%%
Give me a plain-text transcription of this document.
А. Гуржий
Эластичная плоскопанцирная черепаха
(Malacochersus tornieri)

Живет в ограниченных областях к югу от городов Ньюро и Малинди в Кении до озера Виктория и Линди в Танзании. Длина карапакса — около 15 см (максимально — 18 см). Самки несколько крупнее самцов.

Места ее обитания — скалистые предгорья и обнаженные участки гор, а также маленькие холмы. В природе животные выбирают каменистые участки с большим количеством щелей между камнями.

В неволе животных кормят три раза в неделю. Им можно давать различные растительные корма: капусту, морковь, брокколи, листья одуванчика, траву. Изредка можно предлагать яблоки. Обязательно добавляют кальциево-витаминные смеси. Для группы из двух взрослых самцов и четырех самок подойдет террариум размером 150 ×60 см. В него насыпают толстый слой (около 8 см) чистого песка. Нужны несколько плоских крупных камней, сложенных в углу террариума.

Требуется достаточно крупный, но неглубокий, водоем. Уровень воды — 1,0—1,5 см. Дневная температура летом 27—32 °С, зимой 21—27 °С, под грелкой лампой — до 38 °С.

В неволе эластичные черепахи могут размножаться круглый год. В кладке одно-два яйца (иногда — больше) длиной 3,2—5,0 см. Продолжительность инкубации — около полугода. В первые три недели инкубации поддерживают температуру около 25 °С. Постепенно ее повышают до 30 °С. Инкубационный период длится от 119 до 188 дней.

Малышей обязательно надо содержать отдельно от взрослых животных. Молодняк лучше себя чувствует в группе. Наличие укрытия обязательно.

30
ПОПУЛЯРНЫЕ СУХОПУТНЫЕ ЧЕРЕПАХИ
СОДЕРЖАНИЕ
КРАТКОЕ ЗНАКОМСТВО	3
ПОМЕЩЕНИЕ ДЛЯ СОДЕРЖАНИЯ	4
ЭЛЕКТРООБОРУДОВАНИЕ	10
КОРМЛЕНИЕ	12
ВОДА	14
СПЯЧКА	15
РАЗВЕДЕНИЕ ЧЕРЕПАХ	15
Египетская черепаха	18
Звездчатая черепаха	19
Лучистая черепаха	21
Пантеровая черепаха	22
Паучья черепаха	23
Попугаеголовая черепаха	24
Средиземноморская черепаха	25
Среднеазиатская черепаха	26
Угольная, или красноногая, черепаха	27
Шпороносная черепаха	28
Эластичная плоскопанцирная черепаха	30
%%
■ **What is asked**: Lines from the records above that hold "животных" are the ones to list.

■ **Response to the task**:
В неволе животных кормят три раза в неделю. Им можно давать различные растительные корма: капусту, морковь, брокколи, листья одуванчика, траву. Изредка можно предлагать яблоки. Обязательно добавляют кальциево-витаминные смеси. Для группы из двух взрослых самцов и четырех самок подойдет террариум размером 150 ×60 см. В него насыпают толстый слой (около 8 см) чистого песка. Нужны несколько плоских крупных камней, сложенных в углу террариума.
Малышей обязательно надо содержать отдельно от взрослых животных. Молодняк лучше себя чувствует в группе. Наличие укрытия обязательно.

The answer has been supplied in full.